§ **Stated goal**
Check each line of the material. Copy those containing "title".
※
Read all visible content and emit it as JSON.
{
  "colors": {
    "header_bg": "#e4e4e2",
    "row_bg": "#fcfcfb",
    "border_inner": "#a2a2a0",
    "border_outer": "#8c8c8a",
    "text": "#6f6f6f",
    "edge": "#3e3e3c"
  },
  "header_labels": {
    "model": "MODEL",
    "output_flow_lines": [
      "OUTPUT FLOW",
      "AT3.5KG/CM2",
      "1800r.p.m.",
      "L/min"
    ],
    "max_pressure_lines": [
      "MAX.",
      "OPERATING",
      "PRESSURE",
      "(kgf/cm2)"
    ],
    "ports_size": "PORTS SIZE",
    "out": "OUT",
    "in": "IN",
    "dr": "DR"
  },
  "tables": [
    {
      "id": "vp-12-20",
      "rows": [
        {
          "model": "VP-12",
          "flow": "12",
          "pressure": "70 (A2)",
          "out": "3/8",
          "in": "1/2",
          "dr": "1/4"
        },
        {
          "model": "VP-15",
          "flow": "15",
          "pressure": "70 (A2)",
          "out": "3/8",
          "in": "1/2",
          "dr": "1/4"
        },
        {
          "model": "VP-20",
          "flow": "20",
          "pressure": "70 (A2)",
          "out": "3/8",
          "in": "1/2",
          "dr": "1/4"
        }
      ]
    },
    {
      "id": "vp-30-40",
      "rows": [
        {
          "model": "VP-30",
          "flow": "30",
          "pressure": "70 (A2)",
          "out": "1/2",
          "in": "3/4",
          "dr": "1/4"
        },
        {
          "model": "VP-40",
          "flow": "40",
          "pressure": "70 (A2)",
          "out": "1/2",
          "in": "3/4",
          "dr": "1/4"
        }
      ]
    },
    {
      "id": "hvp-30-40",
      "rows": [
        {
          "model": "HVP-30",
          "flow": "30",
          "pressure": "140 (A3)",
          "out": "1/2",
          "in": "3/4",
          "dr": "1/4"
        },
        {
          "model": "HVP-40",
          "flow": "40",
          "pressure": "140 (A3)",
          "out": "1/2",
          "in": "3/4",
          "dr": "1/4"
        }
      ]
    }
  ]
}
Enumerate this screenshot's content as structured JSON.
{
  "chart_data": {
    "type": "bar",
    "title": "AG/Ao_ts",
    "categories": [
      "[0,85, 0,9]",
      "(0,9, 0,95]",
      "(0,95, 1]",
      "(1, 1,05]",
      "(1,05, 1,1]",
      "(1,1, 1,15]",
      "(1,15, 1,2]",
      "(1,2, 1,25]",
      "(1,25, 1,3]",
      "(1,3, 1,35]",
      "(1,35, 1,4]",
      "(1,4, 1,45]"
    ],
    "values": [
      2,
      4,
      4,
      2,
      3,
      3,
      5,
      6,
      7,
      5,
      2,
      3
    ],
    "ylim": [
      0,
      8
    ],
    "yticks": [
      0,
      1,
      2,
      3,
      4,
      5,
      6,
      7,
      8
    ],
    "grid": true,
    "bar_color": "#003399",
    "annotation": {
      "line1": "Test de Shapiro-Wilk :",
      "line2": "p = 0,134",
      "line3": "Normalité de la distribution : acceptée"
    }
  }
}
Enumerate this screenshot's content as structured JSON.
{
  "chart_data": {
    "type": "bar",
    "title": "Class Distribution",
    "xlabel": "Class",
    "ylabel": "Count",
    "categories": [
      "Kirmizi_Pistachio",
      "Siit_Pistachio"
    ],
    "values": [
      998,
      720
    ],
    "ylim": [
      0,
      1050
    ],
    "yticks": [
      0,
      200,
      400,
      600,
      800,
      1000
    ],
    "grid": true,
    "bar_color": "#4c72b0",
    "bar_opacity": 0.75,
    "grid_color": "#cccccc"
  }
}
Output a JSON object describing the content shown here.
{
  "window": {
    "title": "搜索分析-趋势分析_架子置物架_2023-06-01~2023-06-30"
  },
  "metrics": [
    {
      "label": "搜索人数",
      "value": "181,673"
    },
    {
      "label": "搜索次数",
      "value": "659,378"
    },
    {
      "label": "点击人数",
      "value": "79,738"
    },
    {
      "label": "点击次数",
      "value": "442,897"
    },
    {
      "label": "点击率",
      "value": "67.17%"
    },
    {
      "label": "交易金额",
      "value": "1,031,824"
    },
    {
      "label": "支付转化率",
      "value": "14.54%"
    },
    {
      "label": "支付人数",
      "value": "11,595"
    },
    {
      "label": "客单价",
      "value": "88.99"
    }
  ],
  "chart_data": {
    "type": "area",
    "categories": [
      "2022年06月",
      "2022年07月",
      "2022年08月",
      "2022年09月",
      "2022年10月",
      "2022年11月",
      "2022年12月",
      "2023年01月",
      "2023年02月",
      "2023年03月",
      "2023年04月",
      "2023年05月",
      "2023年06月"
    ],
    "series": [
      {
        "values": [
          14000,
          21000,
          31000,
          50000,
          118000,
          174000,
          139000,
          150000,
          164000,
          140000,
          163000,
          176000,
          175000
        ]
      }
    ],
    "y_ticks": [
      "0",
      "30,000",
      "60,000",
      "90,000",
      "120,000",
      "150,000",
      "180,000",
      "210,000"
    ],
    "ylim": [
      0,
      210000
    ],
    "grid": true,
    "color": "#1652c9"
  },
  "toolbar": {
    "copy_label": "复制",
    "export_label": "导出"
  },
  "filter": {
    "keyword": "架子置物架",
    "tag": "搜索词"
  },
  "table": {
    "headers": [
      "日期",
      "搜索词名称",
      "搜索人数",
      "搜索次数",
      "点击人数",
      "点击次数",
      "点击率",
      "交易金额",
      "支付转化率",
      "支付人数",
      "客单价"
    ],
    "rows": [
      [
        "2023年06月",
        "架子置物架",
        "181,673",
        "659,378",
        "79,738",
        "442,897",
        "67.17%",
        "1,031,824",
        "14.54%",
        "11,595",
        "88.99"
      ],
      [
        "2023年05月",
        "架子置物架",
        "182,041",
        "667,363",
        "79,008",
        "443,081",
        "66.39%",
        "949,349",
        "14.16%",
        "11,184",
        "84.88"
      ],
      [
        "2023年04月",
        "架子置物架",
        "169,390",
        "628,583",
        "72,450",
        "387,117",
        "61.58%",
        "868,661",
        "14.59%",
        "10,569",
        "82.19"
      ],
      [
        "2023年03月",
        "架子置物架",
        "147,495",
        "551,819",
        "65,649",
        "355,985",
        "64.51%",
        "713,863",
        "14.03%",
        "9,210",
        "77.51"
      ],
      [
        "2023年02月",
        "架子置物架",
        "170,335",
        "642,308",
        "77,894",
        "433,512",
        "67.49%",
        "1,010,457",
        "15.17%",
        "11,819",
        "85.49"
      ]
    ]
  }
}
※
§ **Response to this task**
    "title": "AG/Ao_ts",
    "title": "Class Distribution",
    "title": "搜索分析-趋势分析_架子置物架_2023-06-01~2023-06-30"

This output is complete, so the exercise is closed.